*WHAT IS ASKED*
Drop all images and give the records again exactly.

>>

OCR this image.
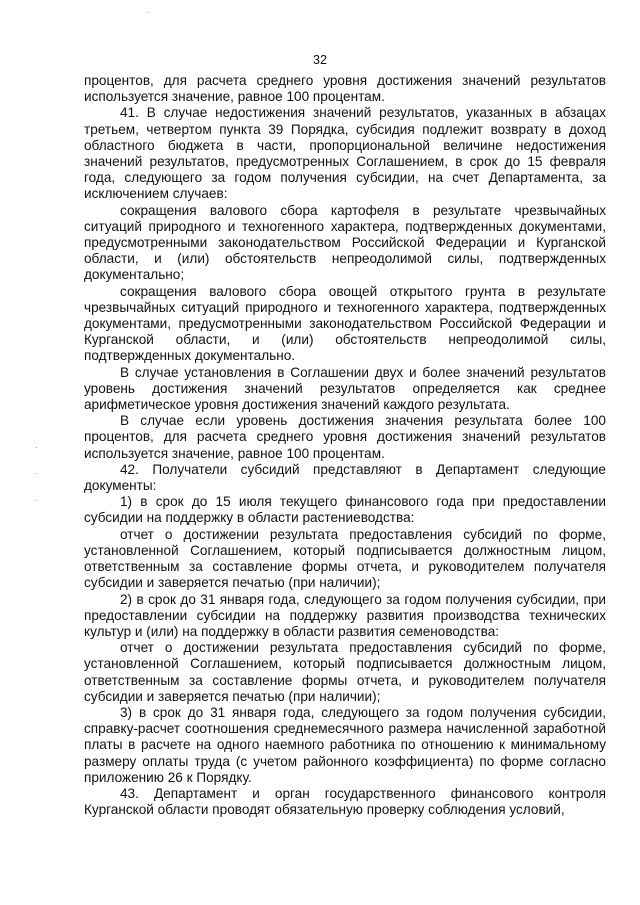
32

процентов, для расчета среднего уровня достижения значений результатов используется значение, равное 100 процентам.

41. В случае недостижения значений результатов, указанных в абзацах третьем, четвертом пункта 39 Порядка, субсидия подлежит возврату в доход областного бюджета в части, пропорциональной величине недостижения значений результатов, предусмотренных Соглашением, в срок до 15 февраля года, следующего за годом получения субсидии, на счет Департамента, за исключением случаев:

сокращения валового сбора картофеля в результате чрезвычайных ситуаций природного и техногенного характера, подтвержденных документами, предусмотренными законодательством Российской Федерации и Курганской области, и (или) обстоятельств непреодолимой силы, подтвержденных документально;

сокращения валового сбора овощей открытого грунта в результате чрезвычайных ситуаций природного и техногенного характера, подтвержденных документами, предусмотренными законодательством Российской Федерации и Курганской области, и (или) обстоятельств непреодолимой силы, подтвержденных документально.

В случае установления в Соглашении двух и более значений результатов уровень достижения значений результатов определяется как среднее арифметическое уровня достижения значений каждого результата.

В случае если уровень достижения значения результата более 100 процентов, для расчета среднего уровня достижения значений результатов используется значение, равное 100 процентам.

42. Получатели субсидий представляют в Департамент следующие документы:

1) в срок до 15 июля текущего финансового года при предоставлении субсидии на поддержку в области растениеводства:

отчет о достижении результата предоставления субсидий по форме, установленной Соглашением, который подписывается должностным лицом, ответственным за составление формы отчета, и руководителем получателя субсидии и заверяется печатью (при наличии);

2) в срок до 31 января года, следующего за годом получения субсидии, при предоставлении субсидии на поддержку развития производства технических культур и (или) на поддержку в области развития семеноводства:

отчет о достижении результата предоставления субсидий по форме, установленной Соглашением, который подписывается должностным лицом, ответственным за составление формы отчета, и руководителем получателя субсидии и заверяется печатью (при наличии);

3) в срок до 31 января года, следующего за годом получения субсидии, справку-расчет соотношения среднемесячного размера начисленной заработной платы в расчете на одного наемного работника по отношению к минимальному размеру оплаты труда (с учетом районного коэффициента) по форме согласно приложению 26 к Порядку.

43. Департамент и орган государственного финансового контроля Курганской области проводят обязательную проверку соблюдения условий,
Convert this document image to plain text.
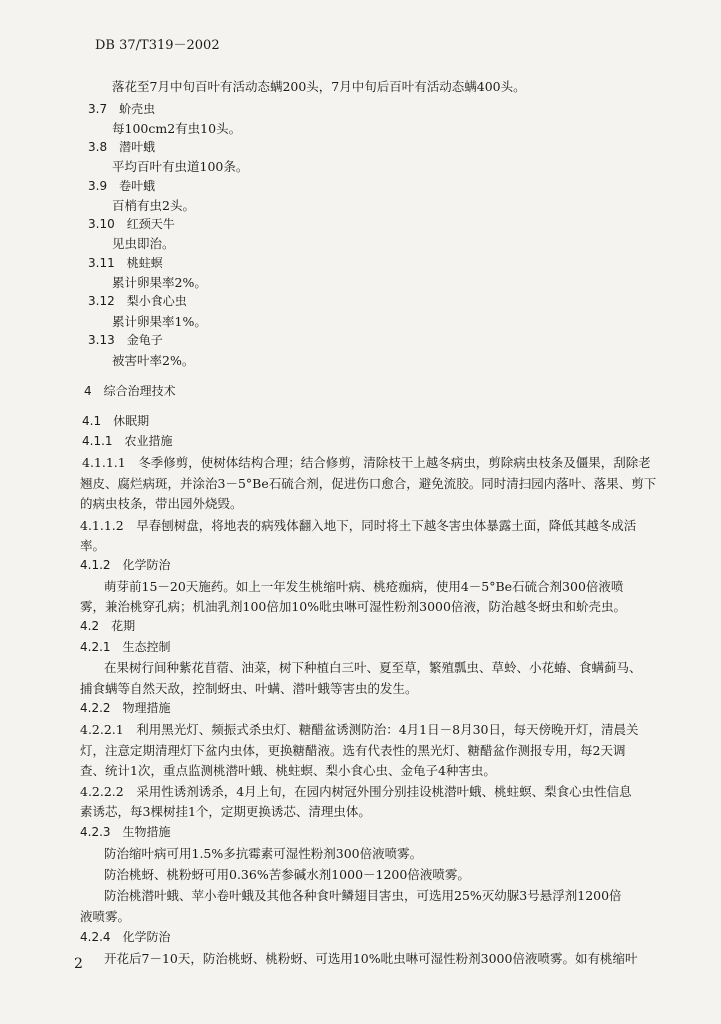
DB 37/T319－2002
落花至7月中旬百叶有活动态螨200头，7月中旬后百叶有活动态螨400头。
3.7　蚧壳虫
每100cm2有虫10头。
3.8　潜叶蛾
平均百叶有虫道100条。
3.9　卷叶蛾
百梢有虫2头。
3.10　红颈天牛
见虫即治。
3.11　桃蛀螟
累计卵果率2%。
3.12　梨小食心虫
累计卵果率1%。
3.13　金龟子
被害叶率2%。
4　综合治理技术
4.1　休眠期
4.1.1　农业措施
4.1.1.1　冬季修剪，使树体结构合理；结合修剪，清除枝干上越冬病虫，剪除病虫枝条及僵果，刮除老
翘皮、腐烂病斑，并涂治3－5°Be石硫合剂，促进伤口愈合，避免流胶。同时清扫园内落叶、落果、剪下
的病虫枝条，带出园外烧毁。
4.1.1.2　早春刨树盘，将地表的病残体翻入地下，同时将土下越冬害虫体暴露土面，降低其越冬成活
率。
4.1.2　化学防治
萌芽前15－20天施药。如上一年发生桃缩叶病、桃疮痂病，使用4－5°Be石硫合剂300倍液喷
雾，兼治桃穿孔病；机油乳剂100倍加10%吡虫啉可湿性粉剂3000倍液，防治越冬蚜虫和蚧壳虫。
4.2　花期
4.2.1　生态控制
在果树行间种紫花苜蓿、油菜，树下种植白三叶、夏至草，繁殖瓢虫、草蛉、小花蝽、食螨蓟马、
捕食螨等自然天敌，控制蚜虫、叶螨、潜叶蛾等害虫的发生。
4.2.2　物理措施
4.2.2.1　利用黑光灯、频振式杀虫灯、糖醋盆诱测防治：4月1日－8月30日，每天傍晚开灯，清晨关
灯，注意定期清理灯下盆内虫体，更换糖醋液。选有代表性的黑光灯、糖醋盆作测报专用，每2天调
查、统计1次，重点监测桃潜叶蛾、桃蛀螟、梨小食心虫、金龟子4种害虫。
4.2.2.2　采用性诱剂诱杀，4月上旬，在园内树冠外围分别挂设桃潜叶蛾、桃蛀螟、梨食心虫性信息
素诱芯，每3棵树挂1个，定期更换诱芯、清理虫体。
4.2.3　生物措施
防治缩叶病可用1.5%多抗霉素可湿性粉剂300倍液喷雾。
防治桃蚜、桃粉蚜可用0.36%苦参碱水剂1000－1200倍液喷雾。
防治桃潜叶蛾、苹小卷叶蛾及其他各种食叶鳞翅目害虫，可选用25%灭幼脲3号悬浮剂1200倍
液喷雾。
4.2.4　化学防治
开花后7－10天，防治桃蚜、桃粉蚜、可选用10%吡虫啉可湿性粉剂3000倍液喷雾。如有桃缩叶
2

<<

*EXPECTED ANSWER*
OCR this image.
32

процентов, для расчета среднего уровня достижения значений результатов используется значение, равное 100 процентам.

41. В случае недостижения значений результатов, указанных в абзацах третьем, четвертом пункта 39 Порядка, субсидия подлежит возврату в доход областного бюджета в части, пропорциональной величине недостижения значений результатов, предусмотренных Соглашением, в срок до 15 февраля года, следующего за годом получения субсидии, на счет Департамента, за исключением случаев:

сокращения валового сбора картофеля в результате чрезвычайных ситуаций природного и техногенного характера, подтвержденных документами, предусмотренными законодательством Российской Федерации и Курганской области, и (или) обстоятельств непреодолимой силы, подтвержденных документально;

сокращения валового сбора овощей открытого грунта в результате чрезвычайных ситуаций природного и техногенного характера, подтвержденных документами, предусмотренными законодательством Российской Федерации и Курганской области, и (или) обстоятельств непреодолимой силы, подтвержденных документально.

В случае установления в Соглашении двух и более значений результатов уровень достижения значений результатов определяется как среднее арифметическое уровня достижения значений каждого результата.

В случае если уровень достижения значения результата более 100 процентов, для расчета среднего уровня достижения значений результатов используется значение, равное 100 процентам.

42. Получатели субсидий представляют в Департамент следующие документы:

1) в срок до 15 июля текущего финансового года при предоставлении субсидии на поддержку в области растениеводства:

отчет о достижении результата предоставления субсидий по форме, установленной Соглашением, который подписывается должностным лицом, ответственным за составление формы отчета, и руководителем получателя субсидии и заверяется печатью (при наличии);

2) в срок до 31 января года, следующего за годом получения субсидии, при предоставлении субсидии на поддержку развития производства технических культур и (или) на поддержку в области развития семеноводства:

отчет о достижении результата предоставления субсидий по форме, установленной Соглашением, который подписывается должностным лицом, ответственным за составление формы отчета, и руководителем получателя субсидии и заверяется печатью (при наличии);

3) в срок до 31 января года, следующего за годом получения субсидии, справку-расчет соотношения среднемесячного размера начисленной заработной платы в расчете на одного наемного работника по отношению к минимальному размеру оплаты труда (с учетом районного коэффициента) по форме согласно приложению 26 к Порядку.

43. Департамент и орган государственного финансового контроля Курганской области проводят обязательную проверку соблюдения условий,
Convert this document image to plain text.
DB 37/T319－2002
落花至7月中旬百叶有活动态螨200头，7月中旬后百叶有活动态螨400头。
3.7　蚧壳虫
每100cm2有虫10头。
3.8　潜叶蛾
平均百叶有虫道100条。
3.9　卷叶蛾
百梢有虫2头。
3.10　红颈天牛
见虫即治。
3.11　桃蛀螟
累计卵果率2%。
3.12　梨小食心虫
累计卵果率1%。
3.13　金龟子
被害叶率2%。
4　综合治理技术
4.1　休眠期
4.1.1　农业措施
4.1.1.1　冬季修剪，使树体结构合理；结合修剪，清除枝干上越冬病虫，剪除病虫枝条及僵果，刮除老
翘皮、腐烂病斑，并涂治3－5°Be石硫合剂，促进伤口愈合，避免流胶。同时清扫园内落叶、落果、剪下
的病虫枝条，带出园外烧毁。
4.1.1.2　早春刨树盘，将地表的病残体翻入地下，同时将土下越冬害虫体暴露土面，降低其越冬成活
率。
4.1.2　化学防治
萌芽前15－20天施药。如上一年发生桃缩叶病、桃疮痂病，使用4－5°Be石硫合剂300倍液喷
雾，兼治桃穿孔病；机油乳剂100倍加10%吡虫啉可湿性粉剂3000倍液，防治越冬蚜虫和蚧壳虫。
4.2　花期
4.2.1　生态控制
在果树行间种紫花苜蓿、油菜，树下种植白三叶、夏至草，繁殖瓢虫、草蛉、小花蝽、食螨蓟马、
捕食螨等自然天敌，控制蚜虫、叶螨、潜叶蛾等害虫的发生。
4.2.2　物理措施
4.2.2.1　利用黑光灯、频振式杀虫灯、糖醋盆诱测防治：4月1日－8月30日，每天傍晚开灯，清晨关
灯，注意定期清理灯下盆内虫体，更换糖醋液。选有代表性的黑光灯、糖醋盆作测报专用，每2天调
查、统计1次，重点监测桃潜叶蛾、桃蛀螟、梨小食心虫、金龟子4种害虫。
4.2.2.2　采用性诱剂诱杀，4月上旬，在园内树冠外围分别挂设桃潜叶蛾、桃蛀螟、梨食心虫性信息
素诱芯，每3棵树挂1个，定期更换诱芯、清理虫体。
4.2.3　生物措施
防治缩叶病可用1.5%多抗霉素可湿性粉剂300倍液喷雾。
防治桃蚜、桃粉蚜可用0.36%苦参碱水剂1000－1200倍液喷雾。
防治桃潜叶蛾、苹小卷叶蛾及其他各种食叶鳞翅目害虫，可选用25%灭幼脲3号悬浮剂1200倍
液喷雾。
4.2.4　化学防治
开花后7－10天，防治桃蚜、桃粉蚜、可选用10%吡虫啉可湿性粉剂3000倍液喷雾。如有桃缩叶
2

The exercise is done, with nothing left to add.